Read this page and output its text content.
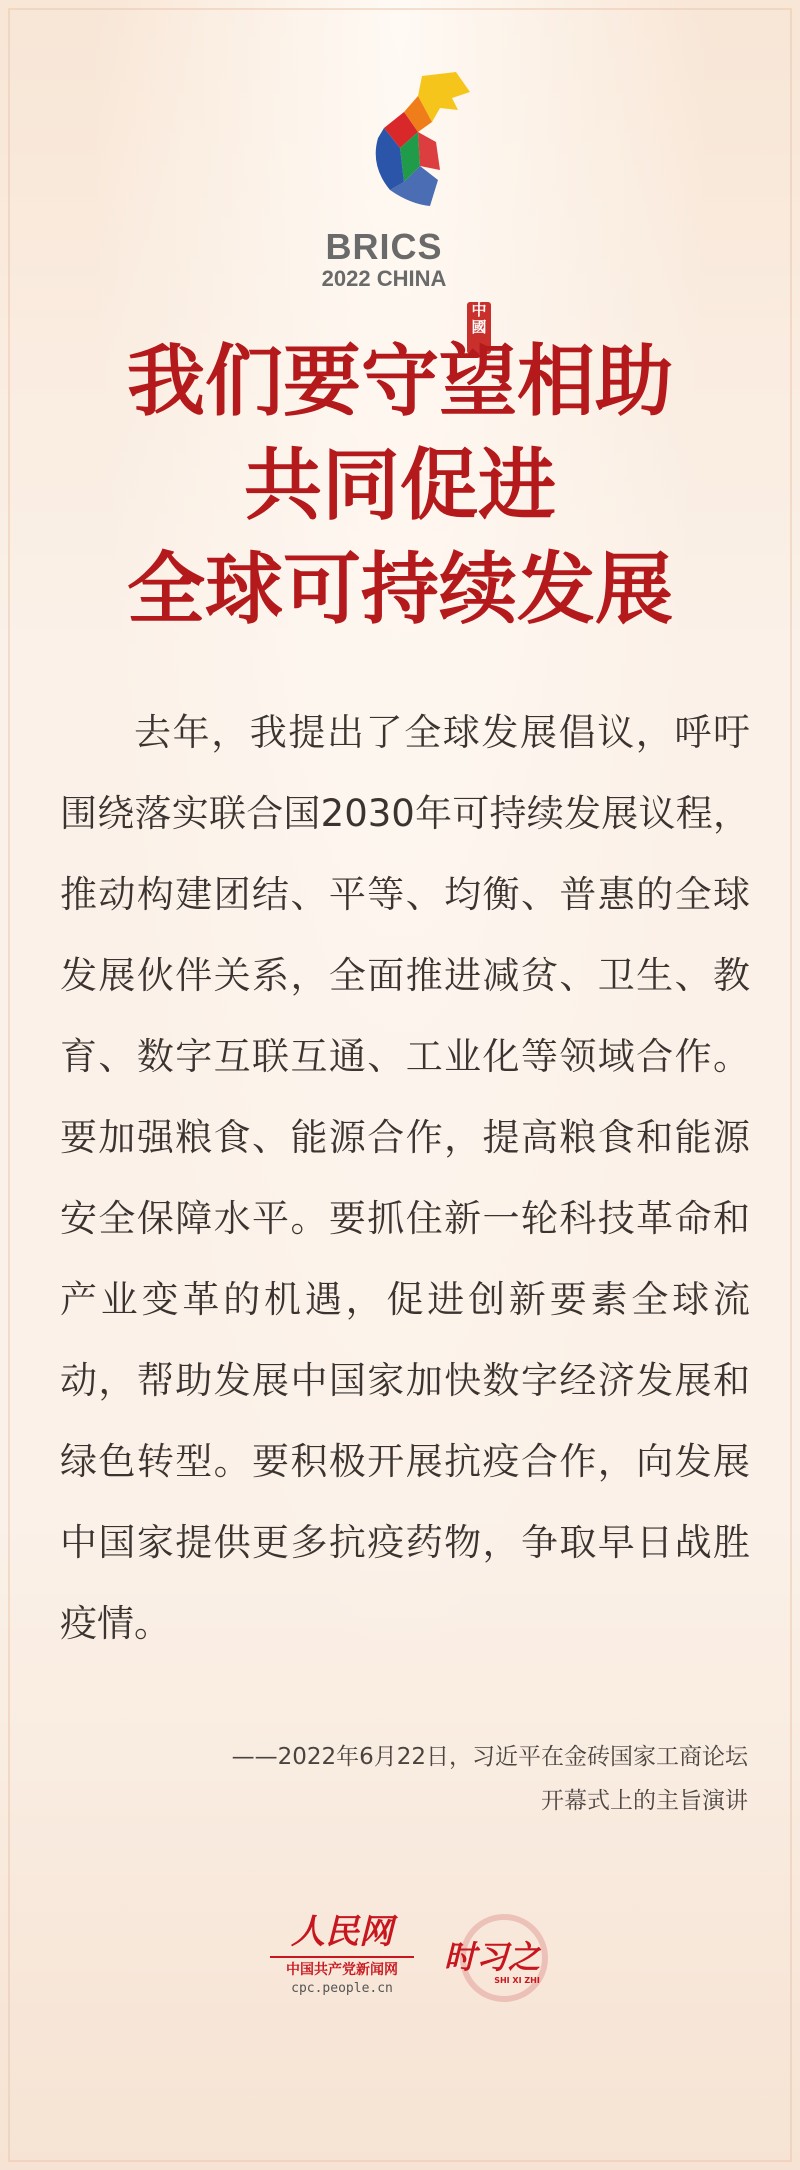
BRICS
2022 CHINA
中國
我们要守望相助
共同促进
全球可持续发展
去年，我提出了全球发展倡议，呼吁围绕落实联合国2030年可持续发展议程，推动构建团结、平等、均衡、普惠的全球发展伙伴关系，全面推进减贫、卫生、教育、数字互联互通、工业化等领域合作。要加强粮食、能源合作，提高粮食和能源安全保障水平。要抓住新一轮科技革命和产业变革的机遇，促进创新要素全球流动，帮助发展中国家加快数字经济发展和绿色转型。要积极开展抗疫合作，向发展中国家提供更多抗疫药物，争取早日战胜疫情。
——2022年6月22日，习近平在金砖国家工商论坛
开幕式上的主旨演讲
人民网
中国共产党新闻网
cpc.people.cn
时习之
SHI XI ZHI
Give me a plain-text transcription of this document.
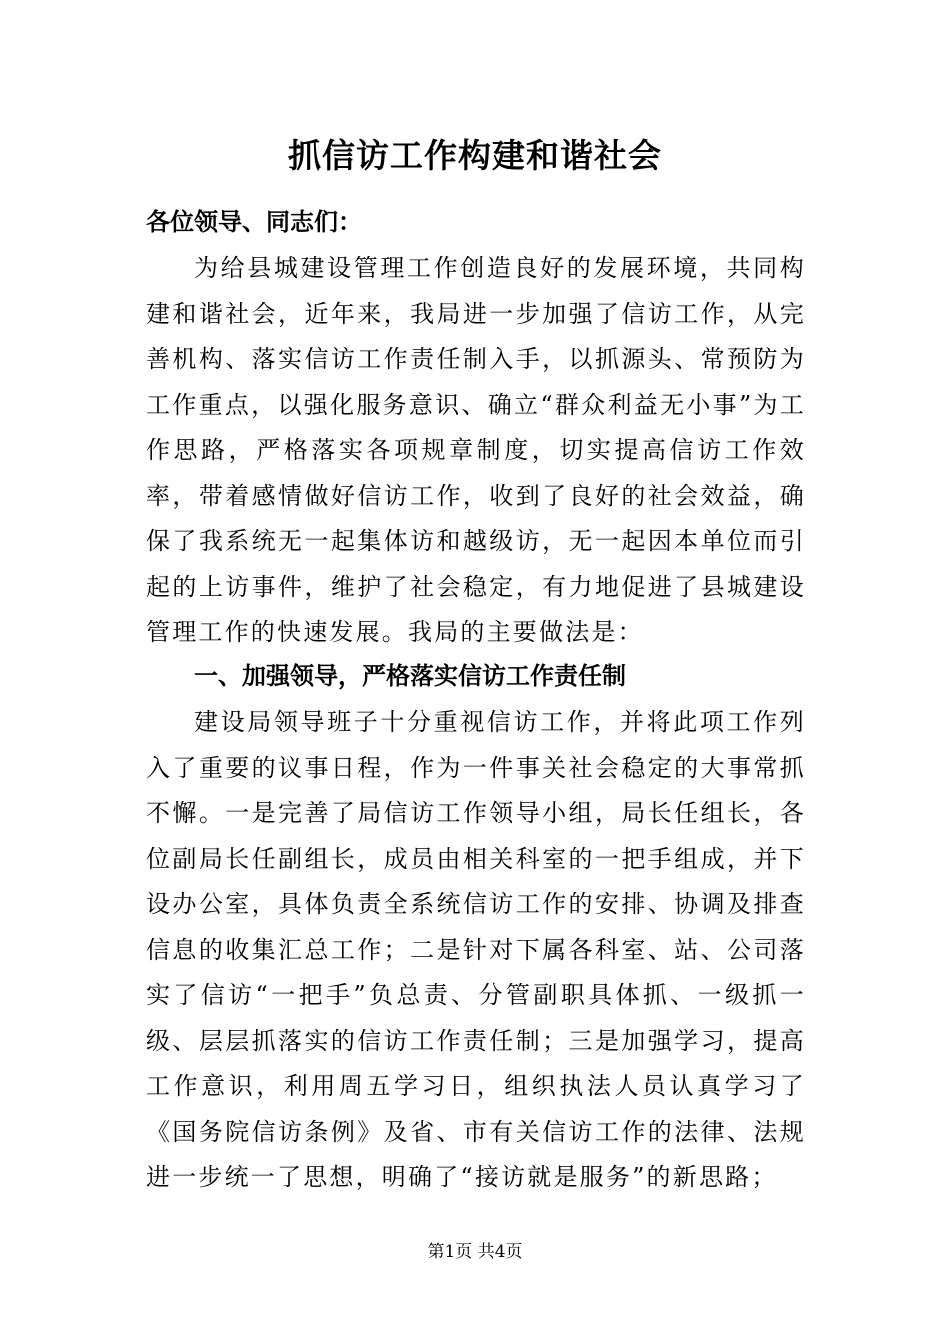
抓信访工作构建和谐社会
各位领导、同志们：
为给县城建设管理工作创造良好的发展环境，共同构建和谐社会，近年来，我局进一步加强了信访工作，从完善机构、落实信访工作责任制入手，以抓源头、常预防为工作重点，以强化服务意识、确立“群众利益无小事”为工作思路，严格落实各项规章制度，切实提高信访工作效率，带着感情做好信访工作，收到了良好的社会效益，确保了我系统无一起集体访和越级访，无一起因本单位而引起的上访事件，维护了社会稳定，有力地促进了县城建设管理工作的快速发展。我局的主要做法是：
一、加强领导，严格落实信访工作责任制
建设局领导班子十分重视信访工作，并将此项工作列入了重要的议事日程，作为一件事关社会稳定的大事常抓不懈。一是完善了局信访工作领导小组，局长任组长，各位副局长任副组长，成员由相关科室的一把手组成，并下设办公室，具体负责全系统信访工作的安排、协调及排查信息的收集汇总工作；二是针对下属各科室、站、公司落实了信访“一把手”负总责、分管副职具体抓、一级抓一级、层层抓落实的信访工作责任制；三是加强学习，提高工作意识，利用周五学习日，组织执法人员认真学习了《国务院信访条例》及省、市有关信访工作的法律、法规进一步统一了思想，明确了“接访就是服务”的新思路；
第1页 共4页
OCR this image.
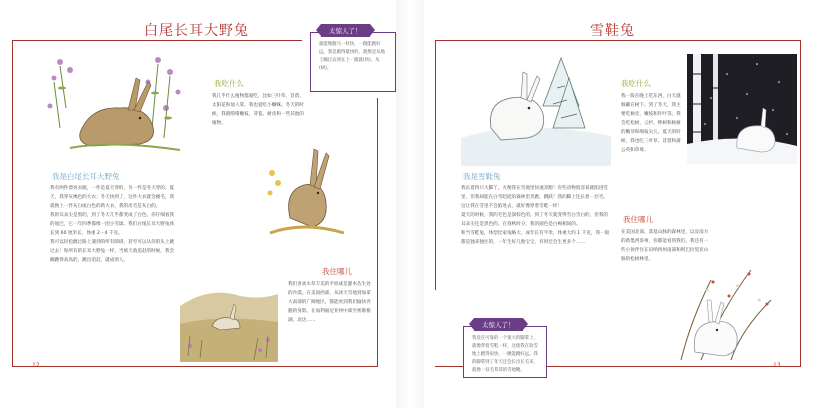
白尾长耳大野兔	太惊人了！
就能像跑马一样快，一蹬能跑好远。我是跑得最快的，就像是从地上蹦过去到在上一蹬就(快)，从(树)。
我吃什么
我几乎什么植物都爱吃，比如三叶草、苜蓿、太阳花和仙人掌。我也爱吃小蜘蛛。冬天的时候，我就啃啃嫩枝、芽苞、树皮和一些其他的植物。
我是白尾长耳大野兔

我有两件漂亮衣服，一件是夏天穿的，另一件是冬天穿的。夏天，我穿灰褐色的大衣；冬天快到了，这件大衣就会褪毛，我就换上一件灰白或白色的新大衣，我的皮毛是灰白的。

我的耳朵尖是黑的，到了冬天几乎都变成了白色。你仔细看我的尾巴，它一年四季都像一团小雪球。我们白尾长耳大野兔体长到 60 厘米长，体重 2－4 千克。

我可以轻松跳过路上遇到的所有障碍，甚至可以从你的头上跳过去！和所有的长耳大野兔一样，当被天敌追赶的时候，我会蹦跳得高高的，跳出追赶，就成别人。

我住哪儿
我们喜欢水草丰美的平原或是灌木丛生处的沙漠。在美国西部，从冰天雪地到加拿大南部的广阔地区，都能看到我们愉快奔跑的身影。在加利福尼亚州中部至密歇根湖、北达……
12
雪鞋兔
我吃什么
我一般在晚上吃东西，白天就躲藏在树下。到了冬天，我主要吃树皮、嫩枝和针叶等。我会吃松树、云杉、桦树和杨树的嫩芽和细枝尖儿。夏天的时候，我也吃三叶草、苜蓿和蒲公英和草莓。
我是雪鞋兔

我长着四只大脚丫，方便我在雪地里快速奔跑！有些动物很容易就陷进雪里，但我却能在白雪皑皑的森林里奔跑、跳跃！我的脚上还长着一层毛，这让我在雪里不会陷进去，就好像穿着雪鞋一样！

夏天的时候，我的毛色是深棕色的。到了冬天就变得雪白雪白的，但我的耳朵尖还是黑色的。在春秋时分，我的颜色是白褐相间的。

和当雪鞋兔，体型比家兔略大。成年长有半米，体重大约 1 千克，我一般都是独来独往的，一年生好几胎宝宝，有时还会生更多个……

我住哪儿
在美国北部、落基山脉的森林里，以及南方的新墨西哥州，你都能看到我们。我还有一些小伙伴住在田纳西州南部和阿巴拉契亚山脉的松树林里。
太惊人了！
我登在可靠的一个很大的脚掌上，就像穿着雪鞋一样，这使我在软雪地上跑得很快，一跳能跳好远。我的脚掌到了冬天还会长出长毛来，就像一双毛茸茸的雪地靴。
13
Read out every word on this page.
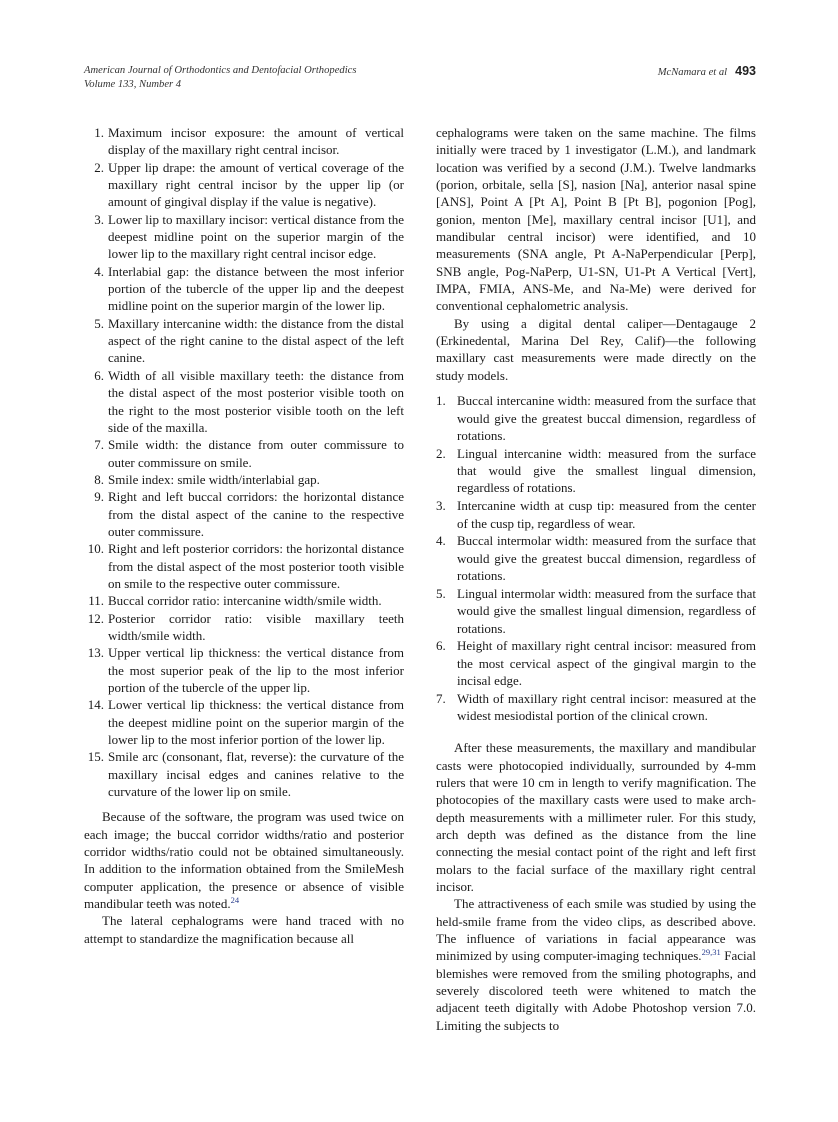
American Journal of Orthodontics and Dentofacial Orthopedics
Volume 133, Number 4
McNamara et al 493
1. Maximum incisor exposure: the amount of vertical display of the maxillary right central incisor.
2. Upper lip drape: the amount of vertical coverage of the maxillary right central incisor by the upper lip (or amount of gingival display if the value is negative).
3. Lower lip to maxillary incisor: vertical distance from the deepest midline point on the superior margin of the lower lip to the maxillary right central incisor edge.
4. Interlabial gap: the distance between the most inferior portion of the tubercle of the upper lip and the deepest midline point on the superior margin of the lower lip.
5. Maxillary intercanine width: the distance from the distal aspect of the right canine to the distal aspect of the left canine.
6. Width of all visible maxillary teeth: the distance from the distal aspect of the most posterior visible tooth on the right to the most posterior visible tooth on the left side of the maxilla.
7. Smile width: the distance from outer commissure to outer commissure on smile.
8. Smile index: smile width/interlabial gap.
9. Right and left buccal corridors: the horizontal distance from the distal aspect of the canine to the respective outer commissure.
10. Right and left posterior corridors: the horizontal distance from the distal aspect of the most posterior tooth visible on smile to the respective outer commissure.
11. Buccal corridor ratio: intercanine width/smile width.
12. Posterior corridor ratio: visible maxillary teeth width/smile width.
13. Upper vertical lip thickness: the vertical distance from the most superior peak of the lip to the most inferior portion of the tubercle of the upper lip.
14. Lower vertical lip thickness: the vertical distance from the deepest midline point on the superior margin of the lower lip to the most inferior portion of the lower lip.
15. Smile arc (consonant, flat, reverse): the curvature of the maxillary incisal edges and canines relative to the curvature of the lower lip on smile.

Because of the software, the program was used twice on each image; the buccal corridor widths/ratio and posterior corridor widths/ratio could not be obtained simultaneously. In addition to the information obtained from the SmileMesh computer application, the presence or absence of visible mandibular teeth was noted.$^{24}$

The lateral cephalograms were hand traced with no attempt to standardize the magnification because all

cephalograms were taken on the same machine. The films initially were traced by 1 investigator (L.M.), and landmark location was verified by a second (J.M.). Twelve landmarks (porion, orbitale, sella [S], nasion [Na], anterior nasal spine [ANS], Point A [Pt A], Point B [Pt B], pogonion [Pog], gonion, menton [Me], maxillary central incisor [U1], and mandibular central incisor) were identified, and 10 measurements (SNA angle, Pt A-NaPerpendicular [Perp], SNB angle, Pog-NaPerp, U1-SN, U1-Pt A Vertical [Vert], IMPA, FMIA, ANS-Me, and Na-Me) were derived for conventional cephalometric analysis.

By using a digital dental caliper—Dentagauge 2 (Erkinedental, Marina Del Rey, Calif)—the following maxillary cast measurements were made directly on the study models.

1. Buccal intercanine width: measured from the surface that would give the greatest buccal dimension, regardless of rotations.
2. Lingual intercanine width: measured from the surface that would give the smallest lingual dimension, regardless of rotations.
3. Intercanine width at cusp tip: measured from the center of the cusp tip, regardless of wear.
4. Buccal intermolar width: measured from the surface that would give the greatest buccal dimension, regardless of rotations.
5. Lingual intermolar width: measured from the surface that would give the smallest lingual dimension, regardless of rotations.
6. Height of maxillary right central incisor: measured from the most cervical aspect of the gingival margin to the incisal edge.
7. Width of maxillary right central incisor: measured at the widest mesiodistal portion of the clinical crown.

After these measurements, the maxillary and mandibular casts were photocopied individually, surrounded by 4-mm rulers that were 10 cm in length to verify magnification. The photocopies of the maxillary casts were used to make arch-depth measurements with a millimeter ruler. For this study, arch depth was defined as the distance from the line connecting the mesial contact point of the right and left first molars to the facial surface of the maxillary right central incisor.

The attractiveness of each smile was studied by using the held-smile frame from the video clips, as described above. The influence of variations in facial appearance was minimized by using computer-imaging techniques.$^{29,31}$ Facial blemishes were removed from the smiling photographs, and severely discolored teeth were whitened to match the adjacent teeth digitally with Adobe Photoshop version 7.0. Limiting the subjects to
┄┄┄┄┄┄┄┄┄┄
> Your task: Give nothing but the count of lines in the listing above that hold the string "Read".

> Solution: 2